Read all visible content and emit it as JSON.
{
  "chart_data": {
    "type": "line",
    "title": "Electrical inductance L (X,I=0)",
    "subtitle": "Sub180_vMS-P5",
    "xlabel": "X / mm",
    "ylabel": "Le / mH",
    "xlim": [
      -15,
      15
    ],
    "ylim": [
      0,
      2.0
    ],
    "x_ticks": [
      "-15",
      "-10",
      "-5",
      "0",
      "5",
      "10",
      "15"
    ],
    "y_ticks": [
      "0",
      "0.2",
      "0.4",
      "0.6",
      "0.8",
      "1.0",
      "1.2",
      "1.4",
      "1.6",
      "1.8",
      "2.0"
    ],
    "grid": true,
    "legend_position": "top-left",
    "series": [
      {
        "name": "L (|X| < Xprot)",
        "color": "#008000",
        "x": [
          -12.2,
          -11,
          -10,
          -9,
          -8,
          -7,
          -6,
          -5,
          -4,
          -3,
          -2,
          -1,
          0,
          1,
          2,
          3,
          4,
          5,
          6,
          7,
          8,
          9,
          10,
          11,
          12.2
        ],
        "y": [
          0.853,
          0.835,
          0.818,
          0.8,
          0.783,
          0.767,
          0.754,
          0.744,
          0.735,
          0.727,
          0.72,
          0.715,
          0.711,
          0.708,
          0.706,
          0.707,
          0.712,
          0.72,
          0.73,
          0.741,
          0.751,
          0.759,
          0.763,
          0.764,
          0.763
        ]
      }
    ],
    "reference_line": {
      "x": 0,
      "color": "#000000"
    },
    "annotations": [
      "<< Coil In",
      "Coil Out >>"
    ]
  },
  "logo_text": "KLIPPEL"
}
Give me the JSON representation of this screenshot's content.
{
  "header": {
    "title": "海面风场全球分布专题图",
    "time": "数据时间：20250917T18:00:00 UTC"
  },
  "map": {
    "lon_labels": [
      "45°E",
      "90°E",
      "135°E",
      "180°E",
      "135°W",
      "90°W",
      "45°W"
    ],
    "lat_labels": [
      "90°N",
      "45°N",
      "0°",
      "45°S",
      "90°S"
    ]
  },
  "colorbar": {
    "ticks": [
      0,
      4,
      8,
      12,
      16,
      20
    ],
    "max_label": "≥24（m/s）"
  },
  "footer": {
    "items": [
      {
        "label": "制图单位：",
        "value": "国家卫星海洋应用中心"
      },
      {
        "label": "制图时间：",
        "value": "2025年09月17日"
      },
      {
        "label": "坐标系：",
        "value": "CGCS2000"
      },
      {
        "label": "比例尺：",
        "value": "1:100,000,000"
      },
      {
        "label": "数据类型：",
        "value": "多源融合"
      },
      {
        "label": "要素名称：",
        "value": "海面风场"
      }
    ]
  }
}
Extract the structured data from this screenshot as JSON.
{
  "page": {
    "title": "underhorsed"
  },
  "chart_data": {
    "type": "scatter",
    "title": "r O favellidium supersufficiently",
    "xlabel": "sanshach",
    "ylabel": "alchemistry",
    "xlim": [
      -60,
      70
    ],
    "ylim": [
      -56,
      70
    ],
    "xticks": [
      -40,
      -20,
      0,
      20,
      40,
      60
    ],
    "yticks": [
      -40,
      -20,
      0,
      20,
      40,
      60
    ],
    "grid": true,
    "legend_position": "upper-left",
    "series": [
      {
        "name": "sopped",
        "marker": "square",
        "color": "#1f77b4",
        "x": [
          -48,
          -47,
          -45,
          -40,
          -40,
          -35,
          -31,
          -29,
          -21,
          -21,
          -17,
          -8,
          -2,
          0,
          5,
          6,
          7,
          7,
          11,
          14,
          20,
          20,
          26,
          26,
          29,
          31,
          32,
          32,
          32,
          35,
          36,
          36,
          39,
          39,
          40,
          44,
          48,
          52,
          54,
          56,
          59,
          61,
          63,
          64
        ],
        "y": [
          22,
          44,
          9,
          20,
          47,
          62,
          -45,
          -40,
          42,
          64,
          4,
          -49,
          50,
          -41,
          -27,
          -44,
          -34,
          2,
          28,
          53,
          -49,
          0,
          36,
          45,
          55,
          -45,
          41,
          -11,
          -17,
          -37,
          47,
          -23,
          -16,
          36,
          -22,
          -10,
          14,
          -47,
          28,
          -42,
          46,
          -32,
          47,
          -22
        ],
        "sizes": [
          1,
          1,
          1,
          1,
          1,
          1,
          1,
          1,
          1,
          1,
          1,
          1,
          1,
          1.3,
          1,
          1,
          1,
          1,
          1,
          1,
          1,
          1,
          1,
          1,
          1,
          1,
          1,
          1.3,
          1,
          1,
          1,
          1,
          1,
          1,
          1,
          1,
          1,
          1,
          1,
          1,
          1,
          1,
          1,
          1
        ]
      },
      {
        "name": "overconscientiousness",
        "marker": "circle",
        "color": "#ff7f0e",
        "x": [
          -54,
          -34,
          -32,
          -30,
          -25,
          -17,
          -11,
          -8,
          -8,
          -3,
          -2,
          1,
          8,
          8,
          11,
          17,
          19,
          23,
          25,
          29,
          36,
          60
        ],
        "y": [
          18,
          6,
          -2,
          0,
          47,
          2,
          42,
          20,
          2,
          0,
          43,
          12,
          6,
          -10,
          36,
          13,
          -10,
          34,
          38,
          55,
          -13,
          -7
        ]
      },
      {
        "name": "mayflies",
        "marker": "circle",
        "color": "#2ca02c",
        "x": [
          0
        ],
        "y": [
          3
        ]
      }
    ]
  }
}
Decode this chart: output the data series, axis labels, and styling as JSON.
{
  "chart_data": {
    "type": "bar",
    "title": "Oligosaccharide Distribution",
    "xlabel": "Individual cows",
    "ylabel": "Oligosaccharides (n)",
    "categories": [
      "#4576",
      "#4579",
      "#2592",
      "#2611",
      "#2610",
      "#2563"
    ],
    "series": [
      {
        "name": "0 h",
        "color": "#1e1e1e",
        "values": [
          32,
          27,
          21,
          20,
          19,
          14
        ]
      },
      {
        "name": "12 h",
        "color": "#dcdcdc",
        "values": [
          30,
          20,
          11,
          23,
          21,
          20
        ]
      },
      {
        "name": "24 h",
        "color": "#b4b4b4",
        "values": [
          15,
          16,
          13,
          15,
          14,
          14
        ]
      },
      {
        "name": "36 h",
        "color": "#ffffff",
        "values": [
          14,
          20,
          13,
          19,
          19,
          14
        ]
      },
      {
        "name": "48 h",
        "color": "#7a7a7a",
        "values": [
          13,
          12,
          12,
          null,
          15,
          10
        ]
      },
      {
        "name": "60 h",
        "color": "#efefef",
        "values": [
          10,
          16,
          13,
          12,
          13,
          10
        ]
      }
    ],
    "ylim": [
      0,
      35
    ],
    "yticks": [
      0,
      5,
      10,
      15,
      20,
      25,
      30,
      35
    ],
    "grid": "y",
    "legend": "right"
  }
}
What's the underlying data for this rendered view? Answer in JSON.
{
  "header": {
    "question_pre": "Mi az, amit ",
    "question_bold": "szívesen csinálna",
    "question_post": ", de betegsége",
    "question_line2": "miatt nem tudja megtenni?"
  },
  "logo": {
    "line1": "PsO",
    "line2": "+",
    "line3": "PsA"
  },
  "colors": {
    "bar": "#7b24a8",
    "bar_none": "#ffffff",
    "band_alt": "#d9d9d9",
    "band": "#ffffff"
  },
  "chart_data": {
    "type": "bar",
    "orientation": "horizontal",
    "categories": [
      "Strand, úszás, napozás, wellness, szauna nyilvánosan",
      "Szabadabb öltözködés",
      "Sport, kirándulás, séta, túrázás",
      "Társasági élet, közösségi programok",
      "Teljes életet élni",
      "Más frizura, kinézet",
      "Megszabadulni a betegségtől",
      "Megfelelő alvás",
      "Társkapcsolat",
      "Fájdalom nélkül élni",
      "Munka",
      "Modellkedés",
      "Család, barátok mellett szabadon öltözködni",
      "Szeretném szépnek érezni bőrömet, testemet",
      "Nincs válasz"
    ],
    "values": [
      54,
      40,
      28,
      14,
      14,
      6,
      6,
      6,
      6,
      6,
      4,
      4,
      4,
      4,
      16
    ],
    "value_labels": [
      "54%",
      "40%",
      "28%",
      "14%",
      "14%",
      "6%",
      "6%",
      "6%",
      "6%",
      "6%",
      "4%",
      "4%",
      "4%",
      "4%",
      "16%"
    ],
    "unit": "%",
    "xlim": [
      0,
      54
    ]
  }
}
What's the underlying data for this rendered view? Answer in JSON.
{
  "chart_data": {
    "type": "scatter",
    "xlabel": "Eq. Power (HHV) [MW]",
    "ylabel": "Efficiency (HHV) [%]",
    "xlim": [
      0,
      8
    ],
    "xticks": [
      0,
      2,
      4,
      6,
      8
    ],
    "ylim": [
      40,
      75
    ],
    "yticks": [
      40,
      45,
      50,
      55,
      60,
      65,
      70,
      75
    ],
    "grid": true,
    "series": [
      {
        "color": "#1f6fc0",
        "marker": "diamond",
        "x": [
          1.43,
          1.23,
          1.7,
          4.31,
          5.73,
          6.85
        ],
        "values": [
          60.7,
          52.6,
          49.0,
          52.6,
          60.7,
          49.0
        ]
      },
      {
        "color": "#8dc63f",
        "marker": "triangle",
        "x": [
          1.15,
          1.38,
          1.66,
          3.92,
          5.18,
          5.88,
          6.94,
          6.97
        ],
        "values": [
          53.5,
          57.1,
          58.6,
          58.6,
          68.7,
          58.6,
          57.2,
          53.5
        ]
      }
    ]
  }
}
----------------------------------------
## Exercise
Copy each line from the records above that includes the string "name".

## Response to the exercise
        "name": "L (|X| < Xprot)",
        "name": "sopped",
        "name": "overconscientiousness",
        "name": "mayflies",
        "name": "0 h",
        "name": "12 h",
        "name": "24 h",
        "name": "36 h",
        "name": "48 h",
        "name": "60 h",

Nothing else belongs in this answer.